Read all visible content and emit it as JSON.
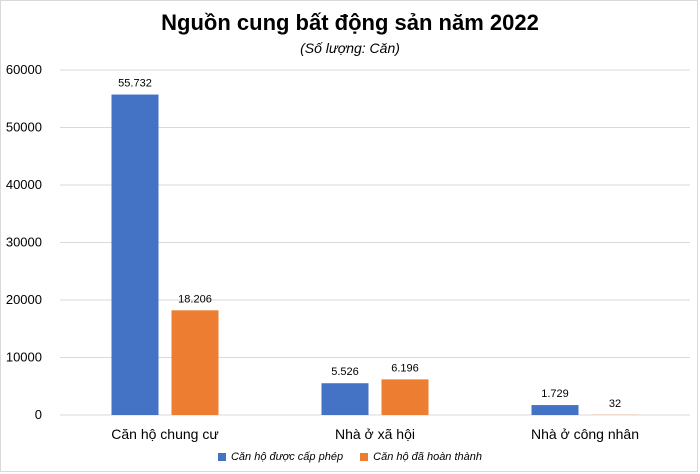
{
  "chart_data": {
    "type": "bar",
    "title": "Nguồn cung bất động sản năm 2022",
    "subtitle": "(Số lượng: Căn)",
    "categories": [
      "Căn hộ chung cư",
      "Nhà ở xã hội",
      "Nhà ở công nhân"
    ],
    "series": [
      {
        "name": "Căn hộ được cấp phép",
        "color": "#4472c4",
        "values": [
          55732,
          5526,
          1729
        ],
        "labels": [
          "55.732",
          "5.526",
          "1.729"
        ]
      },
      {
        "name": "Căn hộ đã hoàn thành",
        "color": "#ed7d31",
        "values": [
          18206,
          6196,
          32
        ],
        "labels": [
          "18.206",
          "6.196",
          "32"
        ]
      }
    ],
    "ylim": [
      0,
      60000
    ],
    "yticks": [
      0,
      10000,
      20000,
      30000,
      40000,
      50000,
      60000
    ],
    "ytick_labels": [
      "0",
      "10000",
      "20000",
      "30000",
      "40000",
      "50000",
      "60000"
    ],
    "grid": true,
    "legend_position": "bottom"
  }
}
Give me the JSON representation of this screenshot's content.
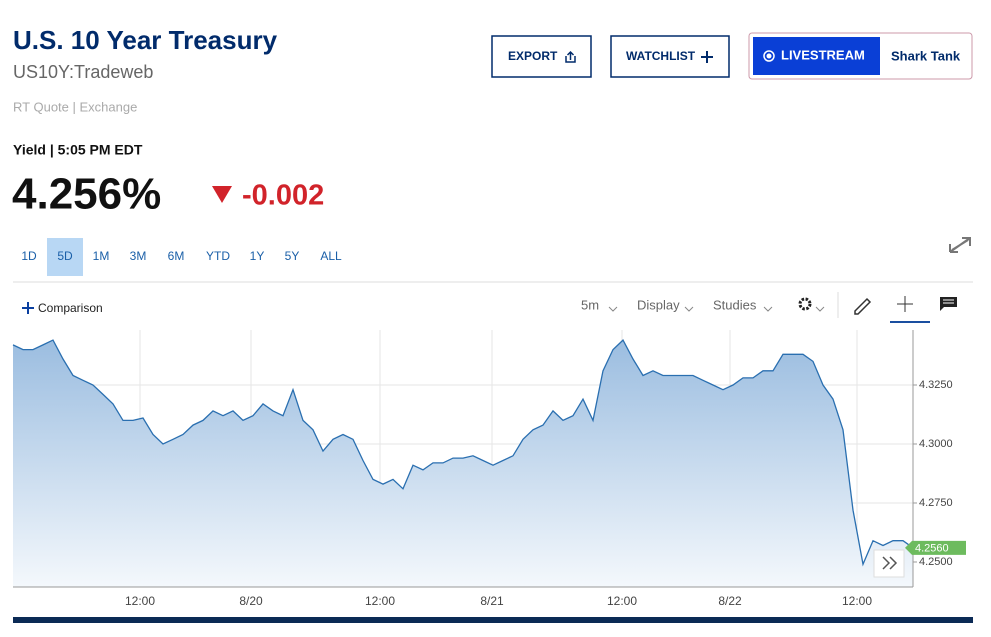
* * * * * * * * *
_THE REQUEST_: Every entry above needs to be retyped exactly; drop the pictures.

_WRITTEN SOLUTION_:
Read all visible content and emit it as JSON.
{
  "chart_data": {
    "type": "bar",
    "title": "Nguồn cung bất động sản năm 2022",
    "subtitle": "(Số lượng: Căn)",
    "categories": [
      "Căn hộ chung cư",
      "Nhà ở xã hội",
      "Nhà ở công nhân"
    ],
    "series": [
      {
        "name": "Căn hộ được cấp phép",
        "color": "#4472c4",
        "values": [
          55732,
          5526,
          1729
        ],
        "labels": [
          "55.732",
          "5.526",
          "1.729"
        ]
      },
      {
        "name": "Căn hộ đã hoàn thành",
        "color": "#ed7d31",
        "values": [
          18206,
          6196,
          32
        ],
        "labels": [
          "18.206",
          "6.196",
          "32"
        ]
      }
    ],
    "ylim": [
      0,
      60000
    ],
    "yticks": [
      0,
      10000,
      20000,
      30000,
      40000,
      50000,
      60000
    ],
    "ytick_labels": [
      "0",
      "10000",
      "20000",
      "30000",
      "40000",
      "50000",
      "60000"
    ],
    "grid": true,
    "legend_position": "bottom"
  }
}
Give me the JSON representation of this screenshot's content.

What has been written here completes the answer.